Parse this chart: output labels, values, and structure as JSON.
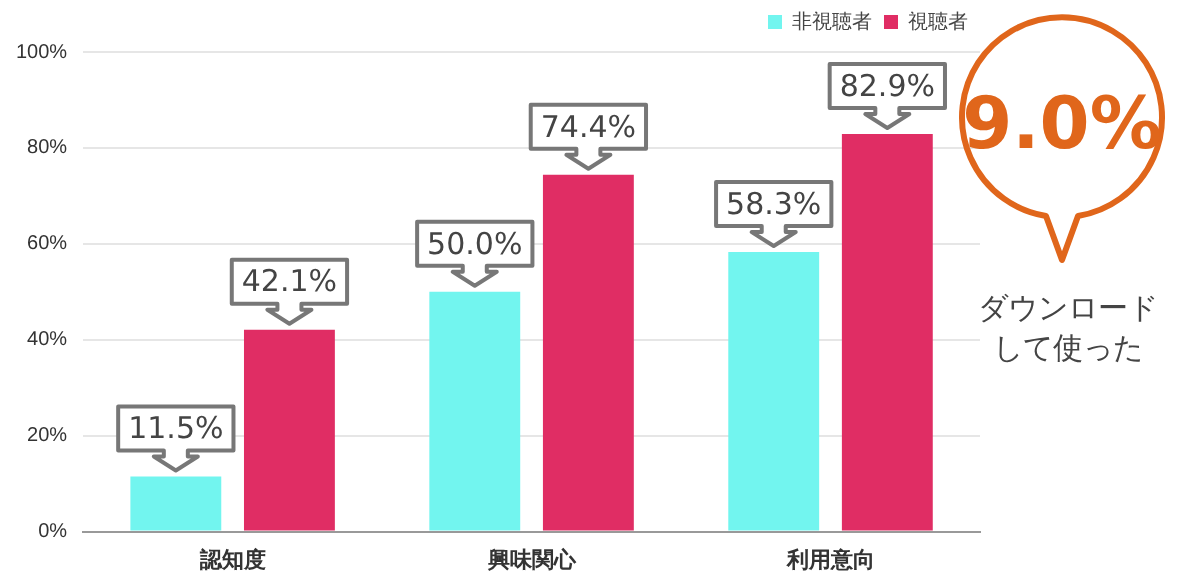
{
  "chart_data": {
    "type": "bar",
    "categories": [
      "認知度",
      "興味関心",
      "利用意向"
    ],
    "series": [
      {
        "name": "非視聴者",
        "color": "#72f5ef",
        "values": [
          11.5,
          50.0,
          58.3
        ],
        "value_labels": [
          "11.5%",
          "50.0%",
          "58.3%"
        ]
      },
      {
        "name": "視聴者",
        "color": "#e02d64",
        "values": [
          42.1,
          74.4,
          82.9
        ],
        "value_labels": [
          "42.1%",
          "74.4%",
          "82.9%"
        ]
      }
    ],
    "ylim": [
      0,
      100
    ],
    "yticks": [
      {
        "value": 0,
        "label": "0%"
      },
      {
        "value": 20,
        "label": "20%"
      },
      {
        "value": 40,
        "label": "40%"
      },
      {
        "value": 60,
        "label": "60%"
      },
      {
        "value": 80,
        "label": "80%"
      },
      {
        "value": 100,
        "label": "100%"
      }
    ],
    "grid": "y",
    "legend": "top right",
    "annotations": [
      "9.0%",
      "ダウンロードして使った"
    ]
  }
}
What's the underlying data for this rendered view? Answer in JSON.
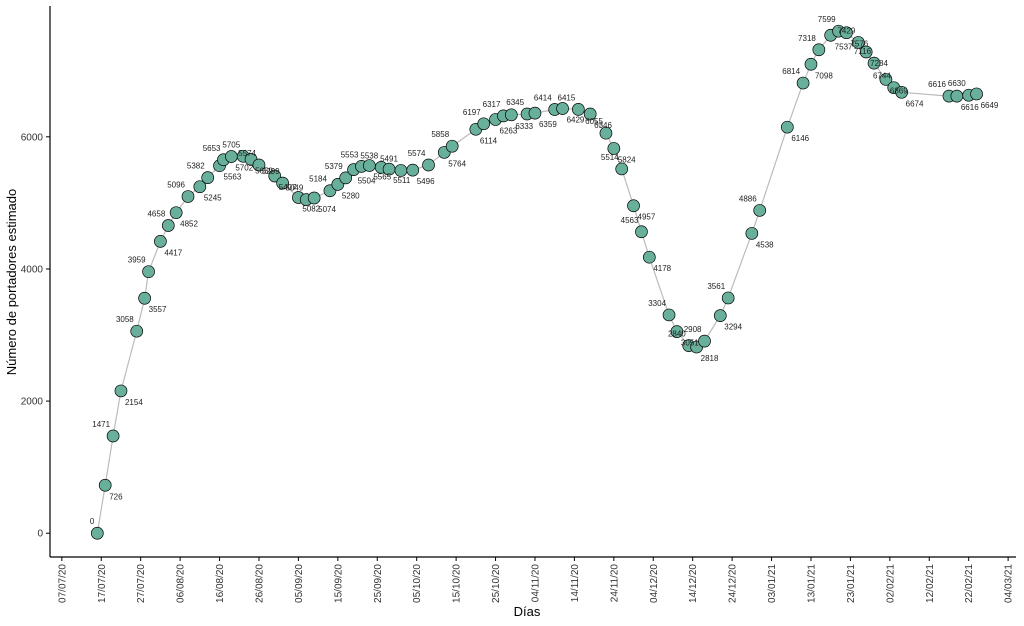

-- -- --

REQUEST – Repeat the data exactly, dropping every picture it holds.

SOLUTION FOR THIS PROBLEM –
Parse this chart: output labels, values, and structure as JSON.
{
  "chart_data": {
    "type": "bar",
    "categories": [
      "認知度",
      "興味関心",
      "利用意向"
    ],
    "series": [
      {
        "name": "非視聴者",
        "color": "#72f5ef",
        "values": [
          11.5,
          50.0,
          58.3
        ],
        "value_labels": [
          "11.5%",
          "50.0%",
          "58.3%"
        ]
      },
      {
        "name": "視聴者",
        "color": "#e02d64",
        "values": [
          42.1,
          74.4,
          82.9
        ],
        "value_labels": [
          "42.1%",
          "74.4%",
          "82.9%"
        ]
      }
    ],
    "ylim": [
      0,
      100
    ],
    "yticks": [
      {
        "value": 0,
        "label": "0%"
      },
      {
        "value": 20,
        "label": "20%"
      },
      {
        "value": 40,
        "label": "40%"
      },
      {
        "value": 60,
        "label": "60%"
      },
      {
        "value": 80,
        "label": "80%"
      },
      {
        "value": 100,
        "label": "100%"
      }
    ],
    "grid": "y",
    "legend": "top right",
    "annotations": [
      "9.0%",
      "ダウンロードして使った"
    ]
  }
}
What's the underlying data for this rendered view? Answer in JSON.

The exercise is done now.